Your objective:
Would you transcribe all of the data exactly, down to the last character?

[Begin Material for this task]

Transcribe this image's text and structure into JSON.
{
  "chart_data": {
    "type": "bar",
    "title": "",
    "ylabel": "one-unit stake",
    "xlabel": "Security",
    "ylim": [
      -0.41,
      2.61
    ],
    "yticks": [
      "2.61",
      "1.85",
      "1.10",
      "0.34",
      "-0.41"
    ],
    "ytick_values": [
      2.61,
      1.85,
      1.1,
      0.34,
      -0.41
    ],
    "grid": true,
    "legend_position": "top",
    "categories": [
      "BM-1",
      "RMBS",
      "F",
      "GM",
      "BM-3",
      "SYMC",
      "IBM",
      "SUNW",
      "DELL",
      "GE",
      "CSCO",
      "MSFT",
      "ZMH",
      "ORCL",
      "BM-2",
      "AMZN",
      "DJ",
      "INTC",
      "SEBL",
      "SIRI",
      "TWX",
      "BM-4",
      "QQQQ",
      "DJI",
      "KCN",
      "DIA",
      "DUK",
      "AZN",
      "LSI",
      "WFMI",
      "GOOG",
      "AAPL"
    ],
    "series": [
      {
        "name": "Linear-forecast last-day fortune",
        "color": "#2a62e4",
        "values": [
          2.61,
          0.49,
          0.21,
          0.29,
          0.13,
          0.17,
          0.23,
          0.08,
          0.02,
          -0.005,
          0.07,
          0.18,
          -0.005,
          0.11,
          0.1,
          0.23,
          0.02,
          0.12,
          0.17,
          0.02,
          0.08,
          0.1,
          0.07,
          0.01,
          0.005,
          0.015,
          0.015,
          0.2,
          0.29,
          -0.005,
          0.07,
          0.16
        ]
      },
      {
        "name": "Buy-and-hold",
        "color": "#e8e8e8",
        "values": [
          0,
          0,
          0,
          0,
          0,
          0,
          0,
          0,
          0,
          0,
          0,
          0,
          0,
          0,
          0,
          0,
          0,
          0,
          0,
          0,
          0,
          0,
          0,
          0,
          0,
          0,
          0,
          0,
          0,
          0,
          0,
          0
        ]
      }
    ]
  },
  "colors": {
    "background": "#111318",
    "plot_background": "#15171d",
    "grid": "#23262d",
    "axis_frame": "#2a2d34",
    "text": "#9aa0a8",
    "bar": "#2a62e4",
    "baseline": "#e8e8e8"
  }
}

[End Material for this task]

Expected answer:
Transcribe this image's text and structure into JSON.
{
  "chart_data": {
    "type": "bar",
    "title": "",
    "ylabel": "one-unit stake",
    "xlabel": "Security",
    "ylim": [
      -0.41,
      2.61
    ],
    "yticks": [
      "2.61",
      "1.85",
      "1.10",
      "0.34",
      "-0.41"
    ],
    "ytick_values": [
      2.61,
      1.85,
      1.1,
      0.34,
      -0.41
    ],
    "grid": true,
    "legend_position": "top",
    "categories": [
      "BM-1",
      "RMBS",
      "F",
      "GM",
      "BM-3",
      "SYMC",
      "IBM",
      "SUNW",
      "DELL",
      "GE",
      "CSCO",
      "MSFT",
      "ZMH",
      "ORCL",
      "BM-2",
      "AMZN",
      "DJ",
      "INTC",
      "SEBL",
      "SIRI",
      "TWX",
      "BM-4",
      "QQQQ",
      "DJI",
      "KCN",
      "DIA",
      "DUK",
      "AZN",
      "LSI",
      "WFMI",
      "GOOG",
      "AAPL"
    ],
    "series": [
      {
        "name": "Linear-forecast last-day fortune",
        "color": "#2a62e4",
        "values": [
          2.61,
          0.49,
          0.21,
          0.29,
          0.13,
          0.17,
          0.23,
          0.08,
          0.02,
          -0.005,
          0.07,
          0.18,
          -0.005,
          0.11,
          0.1,
          0.23,
          0.02,
          0.12,
          0.17,
          0.02,
          0.08,
          0.1,
          0.07,
          0.01,
          0.005,
          0.015,
          0.015,
          0.2,
          0.29,
          -0.005,
          0.07,
          0.16
        ]
      },
      {
        "name": "Buy-and-hold",
        "color": "#e8e8e8",
        "values": [
          0,
          0,
          0,
          0,
          0,
          0,
          0,
          0,
          0,
          0,
          0,
          0,
          0,
          0,
          0,
          0,
          0,
          0,
          0,
          0,
          0,
          0,
          0,
          0,
          0,
          0,
          0,
          0,
          0,
          0,
          0,
          0
        ]
      }
    ]
  },
  "colors": {
    "background": "#111318",
    "plot_background": "#15171d",
    "grid": "#23262d",
    "axis_frame": "#2a2d34",
    "text": "#9aa0a8",
    "bar": "#2a62e4",
    "baseline": "#e8e8e8"
  }
}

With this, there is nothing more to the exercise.